_EXERCISE DETAILS_
In the text about Holst, why did his 1926 recording of The Planets fall short of the ending he had written? Answer in one to three sentences.

_TEXT PROVIDED_
########
Holst and wife Isobel bought a cottage in Thaxted, Essex and, surrounded by medieval buildings and ample rambling opportunities, he started work on the suite that would become his best known work, the orchestral suite The Planets. Holst conducted the London Symphony Orchestra in the very first electrical recording of The Planets, in 1926, for HMV. Although, as his daughter Imogen noted, he couldn't quite achieve the gradual fade-out of women's voices and orchestra he had written (owing to the limitations of early electrical recording), it was a landmark recording of the work. The performance was later issued on LP and CD format.

At the onset of World War I, Holst tried to enlist but was rejected because of his bad eyes, bad lungs, and bad digestion. In wartime England, Holst was persuaded to drop the "von" from his name, as it aroused suspicion. His new music, however, was readily received, as "patriotic" and English music was demanded at concert halls, partly due to a ban on all "Teutonic" music.
########
_INFORMATION_
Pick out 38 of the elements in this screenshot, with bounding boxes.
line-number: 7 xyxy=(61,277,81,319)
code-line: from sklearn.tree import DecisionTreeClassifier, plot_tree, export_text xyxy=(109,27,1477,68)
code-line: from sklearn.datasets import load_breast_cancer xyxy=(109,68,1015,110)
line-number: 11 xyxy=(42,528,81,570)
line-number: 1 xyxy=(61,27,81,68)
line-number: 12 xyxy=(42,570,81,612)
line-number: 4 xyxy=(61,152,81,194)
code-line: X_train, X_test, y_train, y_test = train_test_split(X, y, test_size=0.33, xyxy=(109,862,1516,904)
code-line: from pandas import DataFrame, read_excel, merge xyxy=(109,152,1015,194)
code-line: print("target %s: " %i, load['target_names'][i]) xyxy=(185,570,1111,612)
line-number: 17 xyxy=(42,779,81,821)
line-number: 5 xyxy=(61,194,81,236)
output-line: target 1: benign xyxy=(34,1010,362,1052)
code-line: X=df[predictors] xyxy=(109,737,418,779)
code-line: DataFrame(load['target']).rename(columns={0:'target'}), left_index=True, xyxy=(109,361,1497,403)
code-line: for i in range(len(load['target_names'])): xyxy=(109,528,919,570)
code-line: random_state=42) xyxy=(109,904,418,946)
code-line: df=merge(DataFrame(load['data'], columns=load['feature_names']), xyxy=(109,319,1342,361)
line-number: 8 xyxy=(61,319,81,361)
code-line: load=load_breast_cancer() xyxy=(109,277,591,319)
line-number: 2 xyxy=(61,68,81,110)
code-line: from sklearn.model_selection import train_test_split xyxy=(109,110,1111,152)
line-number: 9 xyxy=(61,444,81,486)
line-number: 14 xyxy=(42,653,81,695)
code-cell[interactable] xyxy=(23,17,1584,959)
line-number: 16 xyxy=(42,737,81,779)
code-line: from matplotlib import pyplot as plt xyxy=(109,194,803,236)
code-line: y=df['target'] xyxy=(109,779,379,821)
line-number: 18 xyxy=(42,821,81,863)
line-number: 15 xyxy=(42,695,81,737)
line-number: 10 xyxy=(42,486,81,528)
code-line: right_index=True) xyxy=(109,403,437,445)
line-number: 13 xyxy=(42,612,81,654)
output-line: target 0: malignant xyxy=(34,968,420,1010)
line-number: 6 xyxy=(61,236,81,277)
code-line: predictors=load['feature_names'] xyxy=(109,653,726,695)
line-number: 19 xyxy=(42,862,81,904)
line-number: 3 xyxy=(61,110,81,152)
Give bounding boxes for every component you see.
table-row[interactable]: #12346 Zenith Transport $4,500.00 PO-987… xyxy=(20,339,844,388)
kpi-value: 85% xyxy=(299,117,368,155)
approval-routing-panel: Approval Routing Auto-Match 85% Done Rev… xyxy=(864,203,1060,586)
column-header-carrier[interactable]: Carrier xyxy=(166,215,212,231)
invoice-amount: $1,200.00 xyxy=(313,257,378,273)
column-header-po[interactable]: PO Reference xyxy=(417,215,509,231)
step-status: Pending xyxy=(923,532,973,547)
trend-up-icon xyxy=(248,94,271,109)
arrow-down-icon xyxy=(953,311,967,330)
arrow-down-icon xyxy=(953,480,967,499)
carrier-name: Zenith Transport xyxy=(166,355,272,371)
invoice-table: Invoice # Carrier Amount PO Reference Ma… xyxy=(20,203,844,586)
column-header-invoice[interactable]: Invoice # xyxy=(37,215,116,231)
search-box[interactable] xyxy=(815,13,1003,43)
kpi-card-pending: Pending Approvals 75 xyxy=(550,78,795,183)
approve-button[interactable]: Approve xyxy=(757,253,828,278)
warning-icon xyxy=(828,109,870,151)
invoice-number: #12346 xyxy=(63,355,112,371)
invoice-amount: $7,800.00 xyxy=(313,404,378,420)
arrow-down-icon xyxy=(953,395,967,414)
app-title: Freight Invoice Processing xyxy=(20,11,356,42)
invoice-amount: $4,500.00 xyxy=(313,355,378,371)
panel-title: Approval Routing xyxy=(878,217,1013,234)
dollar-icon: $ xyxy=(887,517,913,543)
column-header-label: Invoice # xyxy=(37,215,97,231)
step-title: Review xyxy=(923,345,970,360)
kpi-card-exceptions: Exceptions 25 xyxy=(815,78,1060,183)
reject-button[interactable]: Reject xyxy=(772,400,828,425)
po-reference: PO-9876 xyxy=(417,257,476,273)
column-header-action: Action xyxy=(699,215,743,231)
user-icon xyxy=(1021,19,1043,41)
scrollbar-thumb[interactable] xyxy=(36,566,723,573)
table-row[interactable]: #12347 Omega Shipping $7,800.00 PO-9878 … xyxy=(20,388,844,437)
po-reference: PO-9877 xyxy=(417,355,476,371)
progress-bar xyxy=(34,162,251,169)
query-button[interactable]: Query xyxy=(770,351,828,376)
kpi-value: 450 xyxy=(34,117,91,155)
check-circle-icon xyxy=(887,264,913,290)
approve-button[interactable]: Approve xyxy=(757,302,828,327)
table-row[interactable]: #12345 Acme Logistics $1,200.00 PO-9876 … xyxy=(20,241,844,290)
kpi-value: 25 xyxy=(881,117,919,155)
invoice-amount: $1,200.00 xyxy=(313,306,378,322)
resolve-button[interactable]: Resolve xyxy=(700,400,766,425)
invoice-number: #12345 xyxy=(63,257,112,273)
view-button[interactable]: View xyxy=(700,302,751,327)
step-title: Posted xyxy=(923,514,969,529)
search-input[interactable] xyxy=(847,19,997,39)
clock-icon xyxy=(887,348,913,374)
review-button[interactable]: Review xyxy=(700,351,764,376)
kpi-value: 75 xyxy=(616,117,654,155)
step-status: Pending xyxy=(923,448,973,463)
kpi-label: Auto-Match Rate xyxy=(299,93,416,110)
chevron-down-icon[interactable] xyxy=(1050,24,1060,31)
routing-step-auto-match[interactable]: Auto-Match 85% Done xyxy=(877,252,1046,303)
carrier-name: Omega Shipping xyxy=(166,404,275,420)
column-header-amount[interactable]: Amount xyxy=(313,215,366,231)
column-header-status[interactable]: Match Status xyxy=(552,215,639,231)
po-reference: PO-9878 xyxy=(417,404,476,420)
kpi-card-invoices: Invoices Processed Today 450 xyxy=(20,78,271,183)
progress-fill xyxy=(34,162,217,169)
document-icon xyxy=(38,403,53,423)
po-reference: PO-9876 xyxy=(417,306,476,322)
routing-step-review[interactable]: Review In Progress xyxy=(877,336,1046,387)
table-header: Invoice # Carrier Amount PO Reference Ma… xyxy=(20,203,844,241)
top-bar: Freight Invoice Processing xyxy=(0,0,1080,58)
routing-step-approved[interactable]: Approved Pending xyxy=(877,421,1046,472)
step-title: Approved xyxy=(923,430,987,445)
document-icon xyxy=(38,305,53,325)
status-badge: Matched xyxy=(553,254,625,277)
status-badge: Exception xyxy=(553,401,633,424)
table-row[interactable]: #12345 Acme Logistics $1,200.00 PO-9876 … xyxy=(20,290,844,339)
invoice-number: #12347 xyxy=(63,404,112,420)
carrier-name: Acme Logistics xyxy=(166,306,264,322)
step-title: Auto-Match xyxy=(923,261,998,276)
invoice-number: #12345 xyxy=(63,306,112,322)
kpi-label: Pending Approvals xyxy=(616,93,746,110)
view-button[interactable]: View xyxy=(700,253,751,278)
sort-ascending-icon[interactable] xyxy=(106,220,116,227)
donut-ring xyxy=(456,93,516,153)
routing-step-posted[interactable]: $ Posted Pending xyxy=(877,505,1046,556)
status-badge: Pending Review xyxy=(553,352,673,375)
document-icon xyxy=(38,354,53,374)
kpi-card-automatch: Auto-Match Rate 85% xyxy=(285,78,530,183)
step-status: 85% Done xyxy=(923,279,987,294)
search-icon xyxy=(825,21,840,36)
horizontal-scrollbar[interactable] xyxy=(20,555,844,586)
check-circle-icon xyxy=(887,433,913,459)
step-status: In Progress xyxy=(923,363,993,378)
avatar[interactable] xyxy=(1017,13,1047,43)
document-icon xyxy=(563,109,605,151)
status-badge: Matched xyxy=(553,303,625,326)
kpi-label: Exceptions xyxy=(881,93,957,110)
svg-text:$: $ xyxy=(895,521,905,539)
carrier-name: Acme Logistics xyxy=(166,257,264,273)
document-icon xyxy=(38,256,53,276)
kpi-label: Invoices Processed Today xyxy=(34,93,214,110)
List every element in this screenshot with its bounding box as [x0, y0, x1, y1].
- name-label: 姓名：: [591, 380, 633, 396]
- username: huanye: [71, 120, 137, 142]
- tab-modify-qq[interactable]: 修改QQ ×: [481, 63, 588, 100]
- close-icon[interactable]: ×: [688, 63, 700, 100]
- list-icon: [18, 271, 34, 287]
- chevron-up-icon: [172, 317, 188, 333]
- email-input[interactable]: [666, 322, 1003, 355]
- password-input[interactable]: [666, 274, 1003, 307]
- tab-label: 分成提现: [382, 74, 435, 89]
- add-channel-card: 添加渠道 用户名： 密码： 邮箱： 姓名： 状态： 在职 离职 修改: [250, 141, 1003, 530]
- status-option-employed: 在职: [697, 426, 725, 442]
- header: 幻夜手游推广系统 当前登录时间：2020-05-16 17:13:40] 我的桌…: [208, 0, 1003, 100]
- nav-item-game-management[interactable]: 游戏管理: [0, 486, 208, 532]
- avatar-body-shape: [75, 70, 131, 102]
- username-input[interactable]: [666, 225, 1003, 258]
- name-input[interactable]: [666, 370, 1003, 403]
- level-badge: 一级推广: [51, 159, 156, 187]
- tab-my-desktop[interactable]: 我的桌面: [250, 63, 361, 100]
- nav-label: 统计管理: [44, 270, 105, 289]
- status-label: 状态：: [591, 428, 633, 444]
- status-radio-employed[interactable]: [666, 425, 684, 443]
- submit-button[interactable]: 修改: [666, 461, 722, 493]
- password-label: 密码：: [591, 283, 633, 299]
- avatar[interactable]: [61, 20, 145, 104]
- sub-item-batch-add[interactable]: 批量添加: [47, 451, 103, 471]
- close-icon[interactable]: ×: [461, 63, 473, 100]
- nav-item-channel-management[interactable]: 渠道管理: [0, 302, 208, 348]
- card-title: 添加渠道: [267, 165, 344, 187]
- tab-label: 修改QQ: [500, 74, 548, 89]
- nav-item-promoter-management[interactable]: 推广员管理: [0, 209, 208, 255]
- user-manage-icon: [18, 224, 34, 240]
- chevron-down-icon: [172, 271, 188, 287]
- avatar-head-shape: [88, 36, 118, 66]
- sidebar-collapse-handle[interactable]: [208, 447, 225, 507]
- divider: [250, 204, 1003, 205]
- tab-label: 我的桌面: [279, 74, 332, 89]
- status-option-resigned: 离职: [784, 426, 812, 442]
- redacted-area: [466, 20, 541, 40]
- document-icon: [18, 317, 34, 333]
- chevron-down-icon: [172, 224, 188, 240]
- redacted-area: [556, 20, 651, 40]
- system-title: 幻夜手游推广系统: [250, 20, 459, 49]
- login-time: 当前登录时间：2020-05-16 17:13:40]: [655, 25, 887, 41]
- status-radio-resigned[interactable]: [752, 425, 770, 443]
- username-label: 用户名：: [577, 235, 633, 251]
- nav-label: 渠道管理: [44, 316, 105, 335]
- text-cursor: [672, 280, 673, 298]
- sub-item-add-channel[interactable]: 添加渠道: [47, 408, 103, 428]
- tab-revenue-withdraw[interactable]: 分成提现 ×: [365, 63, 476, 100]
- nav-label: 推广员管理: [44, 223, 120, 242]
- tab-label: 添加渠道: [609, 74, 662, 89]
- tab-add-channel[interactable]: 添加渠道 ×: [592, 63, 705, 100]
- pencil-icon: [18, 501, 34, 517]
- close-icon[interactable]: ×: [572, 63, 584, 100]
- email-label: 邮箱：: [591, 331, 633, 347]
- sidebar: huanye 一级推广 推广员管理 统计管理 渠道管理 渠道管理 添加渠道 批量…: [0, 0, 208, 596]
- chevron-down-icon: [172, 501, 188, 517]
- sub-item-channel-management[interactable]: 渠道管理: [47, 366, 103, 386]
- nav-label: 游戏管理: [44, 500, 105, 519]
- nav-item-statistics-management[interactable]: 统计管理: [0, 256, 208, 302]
########
_SOLUTION_
The limitations of early electrical recording prevented Holst from achieving the gradual fade-out of women's voices and orchestra that he had written. Even so, it was a landmark recording of the work.